**Stated task:**
Recast everything in the listing below, from its first line down to the line containing "x-axis-label: Leverage (hii): [487, 218, 571, 237]", as a JSON list of strings with one string per line and blank lines omitted.

Annotated element entries
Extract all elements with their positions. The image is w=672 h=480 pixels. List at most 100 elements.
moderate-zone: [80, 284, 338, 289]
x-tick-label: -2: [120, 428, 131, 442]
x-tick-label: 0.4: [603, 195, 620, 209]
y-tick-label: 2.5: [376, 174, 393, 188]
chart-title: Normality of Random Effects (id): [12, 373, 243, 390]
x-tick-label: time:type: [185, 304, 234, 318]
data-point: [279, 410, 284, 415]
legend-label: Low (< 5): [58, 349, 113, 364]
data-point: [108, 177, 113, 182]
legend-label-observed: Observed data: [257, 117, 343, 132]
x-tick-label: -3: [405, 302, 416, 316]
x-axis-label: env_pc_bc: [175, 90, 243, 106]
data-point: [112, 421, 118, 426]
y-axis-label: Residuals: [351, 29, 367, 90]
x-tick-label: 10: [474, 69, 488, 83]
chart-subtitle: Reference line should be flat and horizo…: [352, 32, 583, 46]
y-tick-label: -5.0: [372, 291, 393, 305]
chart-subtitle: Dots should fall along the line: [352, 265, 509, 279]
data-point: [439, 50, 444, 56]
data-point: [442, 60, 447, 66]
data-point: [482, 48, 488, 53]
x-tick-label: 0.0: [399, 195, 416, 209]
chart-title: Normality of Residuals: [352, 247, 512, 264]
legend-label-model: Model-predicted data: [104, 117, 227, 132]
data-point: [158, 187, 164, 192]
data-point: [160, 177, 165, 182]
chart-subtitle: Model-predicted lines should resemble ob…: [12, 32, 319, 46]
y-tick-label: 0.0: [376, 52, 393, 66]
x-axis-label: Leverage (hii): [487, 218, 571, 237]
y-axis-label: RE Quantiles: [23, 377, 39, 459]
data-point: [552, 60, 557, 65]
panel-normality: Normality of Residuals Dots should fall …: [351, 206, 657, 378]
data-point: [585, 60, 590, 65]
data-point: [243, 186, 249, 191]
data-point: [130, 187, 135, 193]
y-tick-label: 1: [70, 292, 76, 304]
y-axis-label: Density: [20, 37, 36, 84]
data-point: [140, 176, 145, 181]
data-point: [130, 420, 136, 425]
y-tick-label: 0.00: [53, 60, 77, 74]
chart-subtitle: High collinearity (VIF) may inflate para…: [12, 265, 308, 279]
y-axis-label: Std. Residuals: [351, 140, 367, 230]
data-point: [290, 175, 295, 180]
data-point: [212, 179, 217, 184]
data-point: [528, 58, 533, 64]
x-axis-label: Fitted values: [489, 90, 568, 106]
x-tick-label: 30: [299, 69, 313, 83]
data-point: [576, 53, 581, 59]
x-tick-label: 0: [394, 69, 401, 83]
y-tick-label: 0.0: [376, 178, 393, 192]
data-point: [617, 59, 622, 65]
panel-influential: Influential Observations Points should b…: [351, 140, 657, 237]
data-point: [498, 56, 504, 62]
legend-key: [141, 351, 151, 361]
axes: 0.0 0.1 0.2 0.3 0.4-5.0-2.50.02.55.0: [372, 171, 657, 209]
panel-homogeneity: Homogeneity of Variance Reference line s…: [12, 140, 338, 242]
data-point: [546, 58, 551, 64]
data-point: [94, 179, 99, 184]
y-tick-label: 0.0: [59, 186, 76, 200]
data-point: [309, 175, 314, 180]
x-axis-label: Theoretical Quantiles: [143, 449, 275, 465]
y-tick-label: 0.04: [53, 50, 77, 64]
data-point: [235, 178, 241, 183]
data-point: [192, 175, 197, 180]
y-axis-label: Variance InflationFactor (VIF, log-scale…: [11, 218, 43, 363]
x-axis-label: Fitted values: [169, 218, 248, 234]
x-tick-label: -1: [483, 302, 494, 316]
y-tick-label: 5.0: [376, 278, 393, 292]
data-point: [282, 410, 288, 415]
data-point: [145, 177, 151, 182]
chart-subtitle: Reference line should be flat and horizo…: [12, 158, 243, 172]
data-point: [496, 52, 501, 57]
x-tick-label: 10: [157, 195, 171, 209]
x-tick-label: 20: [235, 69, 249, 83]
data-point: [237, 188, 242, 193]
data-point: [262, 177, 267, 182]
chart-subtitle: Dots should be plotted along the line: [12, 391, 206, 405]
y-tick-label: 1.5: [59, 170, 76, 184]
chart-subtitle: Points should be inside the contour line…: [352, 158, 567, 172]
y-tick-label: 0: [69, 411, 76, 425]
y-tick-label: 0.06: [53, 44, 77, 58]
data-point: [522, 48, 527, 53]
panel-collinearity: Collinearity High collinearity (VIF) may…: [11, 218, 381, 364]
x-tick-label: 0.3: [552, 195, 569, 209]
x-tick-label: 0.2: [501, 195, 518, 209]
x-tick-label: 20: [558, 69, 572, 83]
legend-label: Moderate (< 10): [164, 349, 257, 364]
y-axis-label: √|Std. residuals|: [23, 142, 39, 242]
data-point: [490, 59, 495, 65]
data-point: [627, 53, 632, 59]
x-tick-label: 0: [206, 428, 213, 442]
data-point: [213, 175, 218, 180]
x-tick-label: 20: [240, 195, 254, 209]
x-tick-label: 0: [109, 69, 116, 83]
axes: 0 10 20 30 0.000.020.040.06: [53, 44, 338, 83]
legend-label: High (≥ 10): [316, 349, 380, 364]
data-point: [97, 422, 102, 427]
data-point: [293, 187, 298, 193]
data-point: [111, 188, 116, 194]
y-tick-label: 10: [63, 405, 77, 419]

**Task output:**
[
  "Extract all elements with their positions. The image is w=672 h=480 pixels. List at most 100 elements.",
  "moderate-zone: [80, 284, 338, 289]",
  "x-tick-label: -2: [120, 428, 131, 442]",
  "x-tick-label: 0.4: [603, 195, 620, 209]",
  "y-tick-label: 2.5: [376, 174, 393, 188]",
  "chart-title: Normality of Random Effects (id): [12, 373, 243, 390]",
  "x-tick-label: time:type: [185, 304, 234, 318]",
  "data-point: [279, 410, 284, 415]",
  "legend-label: Low (< 5): [58, 349, 113, 364]",
  "data-point: [108, 177, 113, 182]",
  "legend-label-observed: Observed data: [257, 117, 343, 132]",
  "x-tick-label: -3: [405, 302, 416, 316]",
  "x-axis-label: env_pc_bc: [175, 90, 243, 106]",
  "data-point: [112, 421, 118, 426]",
  "y-axis-label: Residuals: [351, 29, 367, 90]",
  "x-tick-label: 10: [474, 69, 488, 83]",
  "chart-subtitle: Reference line should be flat and horizo…: [352, 32, 583, 46]",
  "y-tick-label: -5.0: [372, 291, 393, 305]",
  "chart-subtitle: Dots should fall along the line: [352, 265, 509, 279]",
  "data-point: [439, 50, 444, 56]",
  "data-point: [442, 60, 447, 66]",
  "data-point: [482, 48, 488, 53]",
  "x-tick-label: 0.0: [399, 195, 416, 209]",
  "chart-title: Normality of Residuals: [352, 247, 512, 264]",
  "legend-label-model: Model-predicted data: [104, 117, 227, 132]",
  "data-point: [158, 187, 164, 192]",
  "data-point: [160, 177, 165, 182]",
  "chart-subtitle: Model-predicted lines should resemble ob…: [12, 32, 319, 46]",
  "y-tick-label: 0.0: [376, 52, 393, 66]",
  "x-axis-label: Leverage (hii): [487, 218, 571, 237]"
]